ITEMS:
=======

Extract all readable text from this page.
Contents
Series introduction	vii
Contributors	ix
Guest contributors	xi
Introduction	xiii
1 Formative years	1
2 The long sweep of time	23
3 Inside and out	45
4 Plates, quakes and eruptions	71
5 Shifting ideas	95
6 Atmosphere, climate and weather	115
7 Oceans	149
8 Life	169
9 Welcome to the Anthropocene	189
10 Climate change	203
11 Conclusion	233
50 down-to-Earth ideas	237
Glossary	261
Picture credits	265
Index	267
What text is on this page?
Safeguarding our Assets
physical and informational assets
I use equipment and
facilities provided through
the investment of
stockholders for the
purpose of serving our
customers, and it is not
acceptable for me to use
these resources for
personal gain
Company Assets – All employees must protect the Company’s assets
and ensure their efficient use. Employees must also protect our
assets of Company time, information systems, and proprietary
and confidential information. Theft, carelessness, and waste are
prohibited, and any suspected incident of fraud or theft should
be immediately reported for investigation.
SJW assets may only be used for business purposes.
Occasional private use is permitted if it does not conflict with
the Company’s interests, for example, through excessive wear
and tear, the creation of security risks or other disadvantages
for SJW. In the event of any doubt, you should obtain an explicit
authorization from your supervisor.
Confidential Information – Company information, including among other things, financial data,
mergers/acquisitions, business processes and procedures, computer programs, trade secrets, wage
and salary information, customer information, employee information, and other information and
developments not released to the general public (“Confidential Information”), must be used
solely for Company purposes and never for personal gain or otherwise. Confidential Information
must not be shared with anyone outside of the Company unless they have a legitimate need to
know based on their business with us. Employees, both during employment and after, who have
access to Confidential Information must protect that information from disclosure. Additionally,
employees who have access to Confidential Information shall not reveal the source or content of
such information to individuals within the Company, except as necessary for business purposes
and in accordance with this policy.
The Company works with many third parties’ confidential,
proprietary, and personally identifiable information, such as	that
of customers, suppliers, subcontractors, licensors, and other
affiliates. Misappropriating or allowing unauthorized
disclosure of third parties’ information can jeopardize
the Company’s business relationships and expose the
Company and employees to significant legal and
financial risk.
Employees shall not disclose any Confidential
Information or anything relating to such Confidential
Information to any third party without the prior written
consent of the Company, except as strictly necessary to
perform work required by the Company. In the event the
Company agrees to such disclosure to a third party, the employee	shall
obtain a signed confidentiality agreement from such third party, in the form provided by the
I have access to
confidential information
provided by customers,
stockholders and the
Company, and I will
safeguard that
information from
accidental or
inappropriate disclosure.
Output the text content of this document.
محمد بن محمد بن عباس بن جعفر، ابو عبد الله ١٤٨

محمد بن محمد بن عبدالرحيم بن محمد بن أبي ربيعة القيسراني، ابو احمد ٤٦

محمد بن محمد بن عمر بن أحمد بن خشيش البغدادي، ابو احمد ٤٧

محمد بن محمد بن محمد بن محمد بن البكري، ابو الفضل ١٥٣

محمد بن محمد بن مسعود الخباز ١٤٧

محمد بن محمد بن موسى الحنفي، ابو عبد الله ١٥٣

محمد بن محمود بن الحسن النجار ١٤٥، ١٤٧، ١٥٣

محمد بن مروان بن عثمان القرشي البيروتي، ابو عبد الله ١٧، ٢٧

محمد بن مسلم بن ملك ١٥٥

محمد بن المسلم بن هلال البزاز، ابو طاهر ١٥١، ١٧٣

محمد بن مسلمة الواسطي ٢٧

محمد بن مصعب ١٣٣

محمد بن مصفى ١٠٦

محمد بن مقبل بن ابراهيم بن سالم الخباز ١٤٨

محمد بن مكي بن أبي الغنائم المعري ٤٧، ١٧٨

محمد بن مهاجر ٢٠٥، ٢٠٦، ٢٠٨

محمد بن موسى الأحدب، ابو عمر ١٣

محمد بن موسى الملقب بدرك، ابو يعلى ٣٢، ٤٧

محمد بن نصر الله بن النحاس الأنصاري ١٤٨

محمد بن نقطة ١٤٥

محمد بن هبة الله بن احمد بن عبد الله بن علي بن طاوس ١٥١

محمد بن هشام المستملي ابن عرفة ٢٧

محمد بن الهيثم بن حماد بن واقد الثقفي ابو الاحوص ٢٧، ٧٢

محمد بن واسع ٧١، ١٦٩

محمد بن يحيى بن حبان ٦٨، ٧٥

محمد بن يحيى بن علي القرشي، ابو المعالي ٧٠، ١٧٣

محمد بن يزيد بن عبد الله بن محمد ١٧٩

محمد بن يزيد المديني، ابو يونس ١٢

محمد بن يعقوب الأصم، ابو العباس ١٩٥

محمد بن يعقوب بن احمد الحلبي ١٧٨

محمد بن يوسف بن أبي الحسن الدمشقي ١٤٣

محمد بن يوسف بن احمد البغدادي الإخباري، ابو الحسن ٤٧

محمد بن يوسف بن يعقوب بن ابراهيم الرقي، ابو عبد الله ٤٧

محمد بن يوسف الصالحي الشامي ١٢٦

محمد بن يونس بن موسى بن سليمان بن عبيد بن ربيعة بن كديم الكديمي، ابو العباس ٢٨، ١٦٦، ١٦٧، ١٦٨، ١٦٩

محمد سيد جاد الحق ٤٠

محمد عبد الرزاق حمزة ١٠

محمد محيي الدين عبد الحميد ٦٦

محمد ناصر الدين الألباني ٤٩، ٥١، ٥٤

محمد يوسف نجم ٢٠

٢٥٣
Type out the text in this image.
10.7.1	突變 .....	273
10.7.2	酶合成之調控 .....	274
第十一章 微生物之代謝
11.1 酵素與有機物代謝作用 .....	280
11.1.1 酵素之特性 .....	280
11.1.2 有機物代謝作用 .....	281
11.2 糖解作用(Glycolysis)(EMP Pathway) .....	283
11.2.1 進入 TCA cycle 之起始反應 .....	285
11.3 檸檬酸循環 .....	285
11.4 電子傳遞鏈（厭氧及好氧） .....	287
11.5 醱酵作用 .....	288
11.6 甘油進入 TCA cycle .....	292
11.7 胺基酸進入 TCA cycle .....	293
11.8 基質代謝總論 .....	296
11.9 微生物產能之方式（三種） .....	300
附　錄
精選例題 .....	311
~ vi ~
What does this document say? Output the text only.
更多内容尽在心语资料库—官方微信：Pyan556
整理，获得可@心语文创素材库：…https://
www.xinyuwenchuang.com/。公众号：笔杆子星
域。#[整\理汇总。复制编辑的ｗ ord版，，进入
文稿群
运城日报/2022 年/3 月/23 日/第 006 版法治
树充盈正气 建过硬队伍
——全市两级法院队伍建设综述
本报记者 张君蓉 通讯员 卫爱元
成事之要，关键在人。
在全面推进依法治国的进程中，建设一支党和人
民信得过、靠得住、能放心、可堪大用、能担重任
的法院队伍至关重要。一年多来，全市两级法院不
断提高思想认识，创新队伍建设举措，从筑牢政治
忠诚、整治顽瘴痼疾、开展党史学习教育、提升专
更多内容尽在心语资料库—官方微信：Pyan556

=======

GIVEN TASK: From the line that contains "What does this" to the last line of the material above, repeat every line exactly, keeping both the first and the last.

ANSWER:
What does this document say? Output the text only.
更多内容尽在心语资料库—官方微信：Pyan556
整理，获得可@心语文创素材库：…https://
www.xinyuwenchuang.com/。公众号：笔杆子星
域。#[整\理汇总。复制编辑的ｗ ord版，，进入
文稿群
运城日报/2022 年/3 月/23 日/第 006 版法治
树充盈正气 建过硬队伍
——全市两级法院队伍建设综述
本报记者 张君蓉 通讯员 卫爱元
成事之要，关键在人。
在全面推进依法治国的进程中，建设一支党和人
民信得过、靠得住、能放心、可堪大用、能担重任
的法院队伍至关重要。一年多来，全市两级法院不
断提高思想认识，创新队伍建设举措，从筑牢政治
忠诚、整治顽瘴痼疾、开展党史学习教育、提升专
更多内容尽在心语资料库—官方微信：Pyan556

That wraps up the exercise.